#### Goal of the exercise
Scan the listing below for "Warme", then report every line that has it.

Top of Source material

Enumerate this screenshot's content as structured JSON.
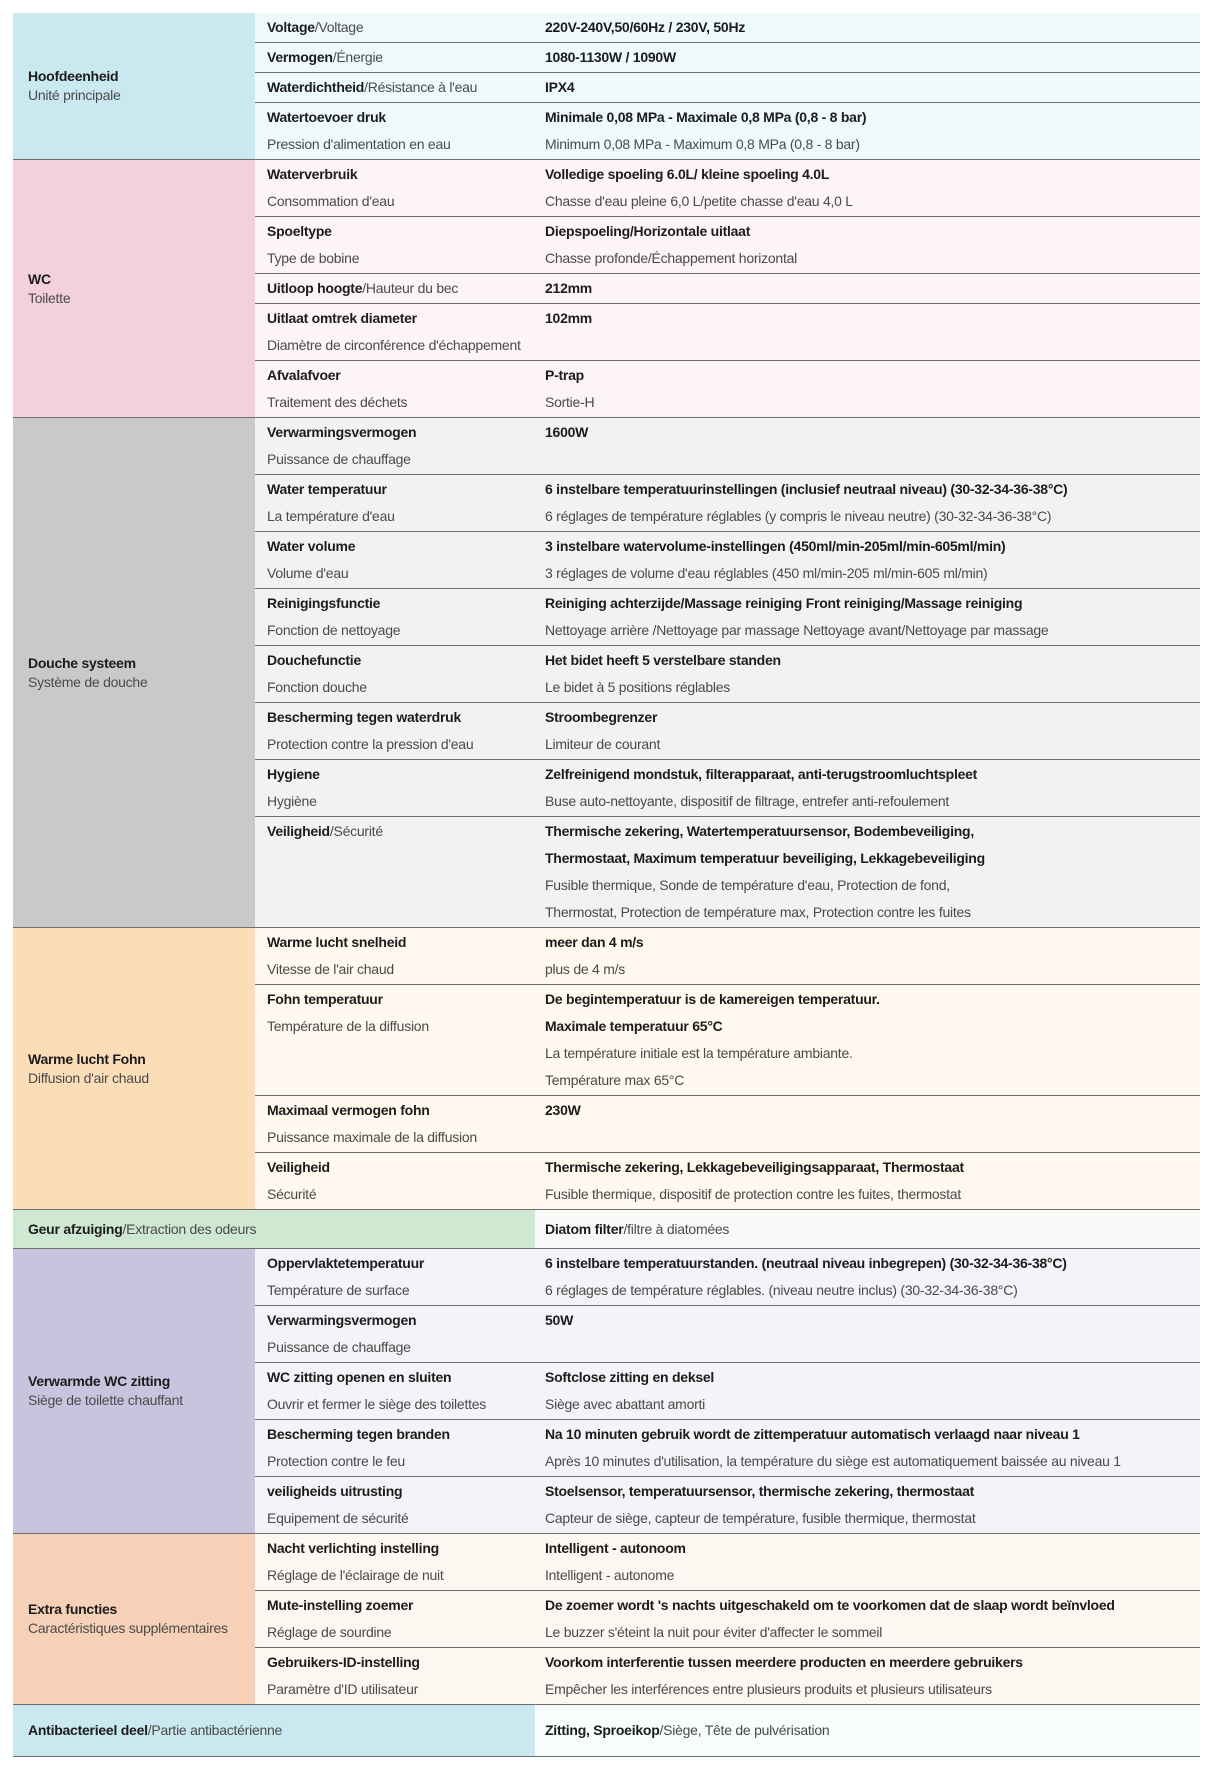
{
  "sections": [
    {
      "name_nl": "Hoofdeenheid",
      "name_fr": "Unité principale",
      "bg_left": "#c9e8f0",
      "bg_right": "#eef9fb",
      "rows": [
        {
          "label": [
            {
              "b": "Voltage",
              "l": "/Voltage"
            }
          ],
          "value": [
            {
              "b": "220V-240V,50/60Hz / 230V, 50Hz"
            }
          ]
        },
        {
          "label": [
            {
              "b": "Vermogen",
              "l": "/Énergie"
            }
          ],
          "value": [
            {
              "b": "1080-1130W / 1090W"
            }
          ]
        },
        {
          "label": [
            {
              "b": "Waterdichtheid",
              "l": "/Résistance à l'eau"
            }
          ],
          "value": [
            {
              "b": "IPX4"
            }
          ]
        },
        {
          "label": [
            {
              "b": "Watertoevoer druk"
            },
            {
              "l": "Pression d'alimentation en eau"
            }
          ],
          "value": [
            {
              "b": "Minimale 0,08 MPa - Maximale 0,8 MPa   (0,8 - 8 bar)"
            },
            {
              "l": "Minimum 0,08 MPa - Maximum 0,8 MPa (0,8 - 8 bar)"
            }
          ]
        }
      ]
    },
    {
      "name_nl": "WC",
      "name_fr": "Toilette",
      "bg_left": "#f4d0db",
      "bg_right": "#fdf4f6",
      "rows": [
        {
          "label": [
            {
              "b": "Waterverbruik"
            },
            {
              "l": "Consommation d'eau"
            }
          ],
          "value": [
            {
              "b": "Volledige spoeling 6.0L/ kleine spoeling 4.0L"
            },
            {
              "l": "Chasse d'eau pleine 6,0 L/petite chasse d'eau 4,0 L"
            }
          ]
        },
        {
          "label": [
            {
              "b": "Spoeltype"
            },
            {
              "l": "Type de bobine"
            }
          ],
          "value": [
            {
              "b": "Diepspoeling/Horizontale uitlaat"
            },
            {
              "l": "Chasse profonde/Échappement horizontal"
            }
          ]
        },
        {
          "label": [
            {
              "b": "Uitloop hoogte",
              "l": "/Hauteur du bec"
            }
          ],
          "value": [
            {
              "b": "212mm"
            }
          ]
        },
        {
          "label": [
            {
              "b": "Uitlaat omtrek diameter"
            },
            {
              "l": "Diamètre de circonférence d'échappement"
            }
          ],
          "value": [
            {
              "b": "102mm"
            }
          ]
        },
        {
          "label": [
            {
              "b": "Afvalafvoer"
            },
            {
              "l": "Traitement des déchets"
            }
          ],
          "value": [
            {
              "b": "P-trap"
            },
            {
              "l": "Sortie-H"
            }
          ]
        }
      ]
    },
    {
      "name_nl": "Douche systeem",
      "name_fr": "Système de douche",
      "bg_left": "#c9c9c9",
      "bg_right": "#f2f2f2",
      "rows": [
        {
          "label": [
            {
              "b": "Verwarmingsvermogen"
            },
            {
              "l": "Puissance de chauffage"
            }
          ],
          "value": [
            {
              "b": "1600W"
            }
          ]
        },
        {
          "label": [
            {
              "b": "Water temperatuur"
            },
            {
              "l": "La température d'eau"
            }
          ],
          "value": [
            {
              "b": "6 instelbare temperatuurinstellingen (inclusief neutraal niveau) (30-32-34-36-38°C)"
            },
            {
              "l": "6 réglages de température réglables (y compris le niveau neutre) (30-32-34-36-38°C)"
            }
          ]
        },
        {
          "label": [
            {
              "b": "Water volume"
            },
            {
              "l": "Volume d'eau"
            }
          ],
          "value": [
            {
              "b": "3 instelbare watervolume-instellingen (450ml/min-205ml/min-605ml/min)"
            },
            {
              "l": "3 réglages de volume d'eau réglables (450 ml/min-205 ml/min-605 ml/min)"
            }
          ]
        },
        {
          "label": [
            {
              "b": "Reinigingsfunctie"
            },
            {
              "l": "Fonction de nettoyage"
            }
          ],
          "value": [
            {
              "b": "Reiniging achterzijde/Massage reiniging Front reiniging/Massage reiniging"
            },
            {
              "l": "Nettoyage arrière /Nettoyage par massage Nettoyage avant/Nettoyage par massage"
            }
          ]
        },
        {
          "label": [
            {
              "b": "Douchefunctie"
            },
            {
              "l": "Fonction douche"
            }
          ],
          "value": [
            {
              "b": "Het bidet heeft 5 verstelbare standen"
            },
            {
              "l": "Le bidet à 5 positions réglables"
            }
          ]
        },
        {
          "label": [
            {
              "b": "Bescherming tegen waterdruk"
            },
            {
              "l": "Protection contre la pression d'eau"
            }
          ],
          "value": [
            {
              "b": "Stroombegrenzer"
            },
            {
              "l": "Limiteur de courant"
            }
          ]
        },
        {
          "label": [
            {
              "b": "Hygiene"
            },
            {
              "l": "Hygiène"
            }
          ],
          "value": [
            {
              "b": "Zelfreinigend mondstuk, filterapparaat, anti-terugstroomluchtspleet"
            },
            {
              "l": "Buse auto-nettoyante, dispositif de filtrage, entrefer anti-refoulement"
            }
          ]
        },
        {
          "label": [
            {
              "b": "Veiligheid",
              "l": "/Sécurité"
            }
          ],
          "value": [
            {
              "b": "Thermische zekering, Watertemperatuursensor, Bodembeveiliging,"
            },
            {
              "b": "Thermostaat, Maximum temperatuur beveiliging, Lekkagebeveiliging"
            },
            {
              "l": "Fusible thermique, Sonde de température d'eau, Protection de fond,"
            },
            {
              "l": "Thermostat, Protection de température max, Protection contre les fuites"
            }
          ]
        }
      ]
    },
    {
      "name_nl": "Warme lucht Fohn",
      "name_fr": "Diffusion d'air chaud",
      "bg_left": "#fbddb8",
      "bg_right": "#fef8ef",
      "rows": [
        {
          "label": [
            {
              "b": "Warme lucht snelheid"
            },
            {
              "l": "Vitesse de l'air chaud"
            }
          ],
          "value": [
            {
              "b": "meer dan 4 m/s"
            },
            {
              "l": "plus de 4 m/s"
            }
          ]
        },
        {
          "label": [
            {
              "b": "Fohn temperatuur"
            },
            {
              "l": "Température de la diffusion"
            }
          ],
          "value": [
            {
              "b": "De begintemperatuur is de kamereigen temperatuur."
            },
            {
              "b": "Maximale temperatuur 65°C"
            },
            {
              "l": "La température initiale est la température ambiante."
            },
            {
              "l": "Température max 65°C"
            }
          ]
        },
        {
          "label": [
            {
              "b": "Maximaal vermogen fohn"
            },
            {
              "l": "Puissance maximale de la diffusion"
            }
          ],
          "value": [
            {
              "b": "230W"
            }
          ]
        },
        {
          "label": [
            {
              "b": "Veiligheid"
            },
            {
              "l": "Sécurité"
            }
          ],
          "value": [
            {
              "b": "Thermische zekering, Lekkagebeveiligingsapparaat, Thermostaat"
            },
            {
              "l": "Fusible thermique, dispositif de protection contre les fuites, thermostat"
            }
          ]
        }
      ]
    },
    {
      "merged": true,
      "name_nl": "Geur afzuiging",
      "name_fr": "/Extraction des odeurs",
      "bg_left": "#cfe8d2",
      "bg_right": "#f8faf8",
      "value": {
        "b": "Diatom filter",
        "l": "/filtre à diatomées"
      }
    },
    {
      "name_nl": "Verwarmde WC zitting",
      "name_fr": "Siège de toilette chauffant",
      "bg_left": "#c9c4de",
      "bg_right": "#f3f3f8",
      "rows": [
        {
          "label": [
            {
              "b": "Oppervlaktetemperatuur"
            },
            {
              "l": "Température de surface"
            }
          ],
          "value": [
            {
              "b": "6 instelbare temperatuurstanden. (neutraal niveau inbegrepen) (30-32-34-36-38°C)"
            },
            {
              "l": "6 réglages de température réglables. (niveau neutre inclus) (30-32-34-36-38°C)"
            }
          ]
        },
        {
          "label": [
            {
              "b": "Verwarmingsvermogen"
            },
            {
              "l": "Puissance de chauffage"
            }
          ],
          "value": [
            {
              "b": "50W"
            }
          ]
        },
        {
          "label": [
            {
              "b": "WC zitting openen en sluiten"
            },
            {
              "l": "Ouvrir et fermer le siège des toilettes"
            }
          ],
          "value": [
            {
              "b": "Softclose zitting en deksel"
            },
            {
              "l": "Siège avec abattant amorti"
            }
          ]
        },
        {
          "label": [
            {
              "b": "Bescherming tegen branden"
            },
            {
              "l": "Protection contre le feu"
            }
          ],
          "value": [
            {
              "b": "Na 10 minuten gebruik wordt de zittemperatuur automatisch verlaagd naar niveau 1"
            },
            {
              "l": "Après 10 minutes d'utilisation, la température du siège est automatiquement baissée au niveau 1"
            }
          ]
        },
        {
          "label": [
            {
              "b": "veiligheids uitrusting"
            },
            {
              "l": "Equipement de sécurité"
            }
          ],
          "value": [
            {
              "b": "Stoelsensor, temperatuursensor, thermische zekering, thermostaat"
            },
            {
              "l": "Capteur de siège, capteur de température, fusible thermique, thermostat"
            }
          ]
        }
      ]
    },
    {
      "name_nl": "Extra functies",
      "name_fr": "Caractéristiques supplémentaires",
      "bg_left": "#f6d0b7",
      "bg_right": "#fdf7f1",
      "rows": [
        {
          "label": [
            {
              "b": "Nacht verlichting instelling"
            },
            {
              "l": "Réglage de l'éclairage de nuit"
            }
          ],
          "value": [
            {
              "b": "Intelligent - autonoom"
            },
            {
              "l": "Intelligent - autonome"
            }
          ]
        },
        {
          "label": [
            {
              "b": "Mute-instelling zoemer"
            },
            {
              "l": "Réglage de sourdine"
            }
          ],
          "value": [
            {
              "b": "De zoemer wordt 's nachts uitgeschakeld om te voorkomen dat de slaap  wordt beïnvloed"
            },
            {
              "l": "Le buzzer s'éteint la nuit pour éviter d'affecter le sommeil"
            }
          ]
        },
        {
          "label": [
            {
              "b": "Gebruikers-ID-instelling"
            },
            {
              "l": "Paramètre d'ID utilisateur"
            }
          ],
          "value": [
            {
              "b": "Voorkom interferentie tussen meerdere producten en meerdere gebruikers"
            },
            {
              "l": "Empêcher les interférences entre plusieurs produits et plusieurs utilisateurs"
            }
          ]
        }
      ]
    },
    {
      "merged": true,
      "name_nl": "Antibacterieel deel",
      "name_fr": "/Partie antibactérienne",
      "bg_left": "#c9e8f0",
      "bg_right": "#f7fcfd",
      "value": {
        "b": "Zitting, Sproeikop",
        "l": "/Siège, Tête de pulvérisation"
      }
    }
  ]
}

Bottom of Source material

#### Exercise solution
      "name_nl": "Warme lucht Fohn",
              "b": "Warme lucht snelheid"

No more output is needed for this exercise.